>> Begin RECORDS FOR THE TASK

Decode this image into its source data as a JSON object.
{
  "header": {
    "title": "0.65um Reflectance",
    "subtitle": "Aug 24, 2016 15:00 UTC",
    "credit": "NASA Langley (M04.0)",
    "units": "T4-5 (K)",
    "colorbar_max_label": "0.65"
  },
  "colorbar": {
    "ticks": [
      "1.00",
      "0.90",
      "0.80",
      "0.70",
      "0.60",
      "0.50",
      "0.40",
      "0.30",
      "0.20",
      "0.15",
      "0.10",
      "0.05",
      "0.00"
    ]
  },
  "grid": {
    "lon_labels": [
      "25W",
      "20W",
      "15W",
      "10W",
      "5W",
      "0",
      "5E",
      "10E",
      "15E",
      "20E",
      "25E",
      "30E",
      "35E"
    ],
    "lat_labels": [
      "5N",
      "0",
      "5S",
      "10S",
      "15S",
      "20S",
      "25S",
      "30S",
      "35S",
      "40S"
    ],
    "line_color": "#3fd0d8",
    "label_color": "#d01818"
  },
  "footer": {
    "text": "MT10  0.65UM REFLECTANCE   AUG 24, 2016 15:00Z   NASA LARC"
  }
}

>> End RECORDS FOR THE TASK

Output all of the data again. Match it exactly.

■ **ANSWER FOR THE TASK**
Decode this image into its source data as a JSON object.
{
  "header": {
    "title": "0.65um Reflectance",
    "subtitle": "Aug 24, 2016 15:00 UTC",
    "credit": "NASA Langley (M04.0)",
    "units": "T4-5 (K)",
    "colorbar_max_label": "0.65"
  },
  "colorbar": {
    "ticks": [
      "1.00",
      "0.90",
      "0.80",
      "0.70",
      "0.60",
      "0.50",
      "0.40",
      "0.30",
      "0.20",
      "0.15",
      "0.10",
      "0.05",
      "0.00"
    ]
  },
  "grid": {
    "lon_labels": [
      "25W",
      "20W",
      "15W",
      "10W",
      "5W",
      "0",
      "5E",
      "10E",
      "15E",
      "20E",
      "25E",
      "30E",
      "35E"
    ],
    "lat_labels": [
      "5N",
      "0",
      "5S",
      "10S",
      "15S",
      "20S",
      "25S",
      "30S",
      "35S",
      "40S"
    ],
    "line_color": "#3fd0d8",
    "label_color": "#d01818"
  },
  "footer": {
    "text": "MT10  0.65UM REFLECTANCE   AUG 24, 2016 15:00Z   NASA LARC"
  }
}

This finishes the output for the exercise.